Yapılacak iş: Cari hesap sözleşmesine alacak kaydedilmesini anlatan metni, son cümlesinin ardından devam ettirerek yazın.

Şarta bağlı alacaklar da cari hesap sözleşmesine geçirilebilir. Hesabın kesilmesi zamanında şart gerçekleşmemişse alacak hesaptan silinir.

Bir Alacağın Cari Hesaba Kaydedilmesinin Hükmü Nedir?

Cari hesaba geçirilecek alacakların hangileri olduğuna taraflar karar vermektedir. Belirli bir sözleşme ilişkisinden doğan alacakların kaydedilmesi veya tarafların aralarındaki her türlü ilişkiden kaynaklanan alacakların kaydedilmesi mümkündür. Kural olarak, gelecekte doğacak alacakların ve borçların kaydedilmesi söz konusudur. Ancak doğmuş mevcut bir borcun da cari hesap sözleşmesine kaydedilmesine bir engel yoktur.

Toplanan malzeme:
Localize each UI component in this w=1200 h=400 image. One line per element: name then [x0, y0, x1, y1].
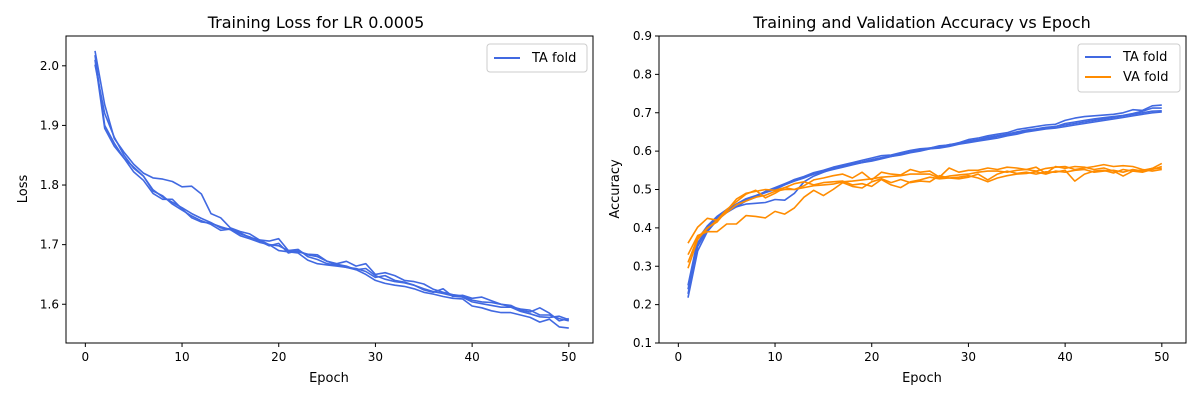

Yanıt aşağıda:
Cari hesap sözleşmesine kaydedilen alacaklar tek başlarına talep ve dava edilemezler. Buna bütünlük ilkesi adı verilmektedir. Cari hesaba kaydedilen alacak ve borç kalemleri bir bütün oluşturur ve cari hesap kesilinceye kadar taraflardan hiçbiri alacaklı veya borçlu kabul edilmez. Ancak cari hesaba kaydedilmiş ve bedeli ödenmemiş bir senet için ayrıca takip ve dava yoluna gitmek mümkündür.

Cari hesap sözleşmesine kaydedilen bir alacak muaccel olmaz ve bu sebeple zamanaşımı süreleri işlemeye başlamaz. Dolayısıyla bu borçlardan dolayı karşı tarafı temerrüde düşürmek hesabin kesilmesine kadar mümkün değildir.

Cari hesaba geçirilen alacak tek başına devir ve rehin işlemlerine konu edilemez. Tek bir alacak kaleminin de haczi de mümkün değildir. Ancak hesap bakiyesi haczedilebilir.

Mevcut bir alacak cari hesap sözleşmesine geçirilmişse, bu borcun yenilendiği anlamına gelmez. Bu nedenle bu alacakla ilgili verilmiş olan tüm teminatlar(rehin, kefalet gibi) son bulmaz, devam eder.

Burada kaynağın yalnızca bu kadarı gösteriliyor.